Problem
In the listing that follows, count the lines holding the word "June" and report only that number.

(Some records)
────

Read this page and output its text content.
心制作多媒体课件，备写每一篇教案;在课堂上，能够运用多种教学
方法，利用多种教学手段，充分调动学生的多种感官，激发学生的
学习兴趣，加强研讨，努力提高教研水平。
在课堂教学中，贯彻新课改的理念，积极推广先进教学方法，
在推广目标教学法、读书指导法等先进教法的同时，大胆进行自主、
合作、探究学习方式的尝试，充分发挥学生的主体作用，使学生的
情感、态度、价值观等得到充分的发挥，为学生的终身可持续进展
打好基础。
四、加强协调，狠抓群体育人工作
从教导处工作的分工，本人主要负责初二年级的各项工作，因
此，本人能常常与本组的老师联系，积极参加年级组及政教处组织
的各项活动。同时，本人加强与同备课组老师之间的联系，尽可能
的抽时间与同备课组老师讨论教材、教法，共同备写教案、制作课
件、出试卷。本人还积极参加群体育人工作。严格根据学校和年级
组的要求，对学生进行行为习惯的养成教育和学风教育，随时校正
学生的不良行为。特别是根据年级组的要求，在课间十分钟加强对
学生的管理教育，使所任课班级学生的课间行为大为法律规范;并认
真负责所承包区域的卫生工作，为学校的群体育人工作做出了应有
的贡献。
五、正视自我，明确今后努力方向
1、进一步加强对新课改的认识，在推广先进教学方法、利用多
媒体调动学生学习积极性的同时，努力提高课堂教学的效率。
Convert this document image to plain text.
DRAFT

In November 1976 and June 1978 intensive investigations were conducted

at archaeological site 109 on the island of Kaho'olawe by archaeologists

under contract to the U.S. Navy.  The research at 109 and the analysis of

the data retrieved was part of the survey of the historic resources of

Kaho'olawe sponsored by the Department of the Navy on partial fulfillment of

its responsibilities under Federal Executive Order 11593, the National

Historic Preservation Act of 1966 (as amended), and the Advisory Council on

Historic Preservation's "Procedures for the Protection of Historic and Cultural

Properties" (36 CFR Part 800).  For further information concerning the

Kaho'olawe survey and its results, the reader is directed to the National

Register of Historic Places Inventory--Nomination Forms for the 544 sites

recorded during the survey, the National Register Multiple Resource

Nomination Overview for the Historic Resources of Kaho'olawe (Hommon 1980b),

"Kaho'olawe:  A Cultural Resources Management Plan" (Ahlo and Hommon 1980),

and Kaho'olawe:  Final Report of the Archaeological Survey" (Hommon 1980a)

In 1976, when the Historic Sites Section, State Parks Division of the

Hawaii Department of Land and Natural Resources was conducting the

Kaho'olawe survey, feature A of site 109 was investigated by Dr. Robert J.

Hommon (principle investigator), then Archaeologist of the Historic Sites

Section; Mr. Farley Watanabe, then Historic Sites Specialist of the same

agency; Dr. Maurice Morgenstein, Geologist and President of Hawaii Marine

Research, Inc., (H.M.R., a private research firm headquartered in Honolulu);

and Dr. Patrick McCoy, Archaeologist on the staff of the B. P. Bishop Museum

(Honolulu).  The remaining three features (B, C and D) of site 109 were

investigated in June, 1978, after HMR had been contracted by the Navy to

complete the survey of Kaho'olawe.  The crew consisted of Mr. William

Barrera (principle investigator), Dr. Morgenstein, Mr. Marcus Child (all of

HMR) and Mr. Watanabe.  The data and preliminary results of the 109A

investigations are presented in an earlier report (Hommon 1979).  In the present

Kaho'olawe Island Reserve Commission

────

Solution
2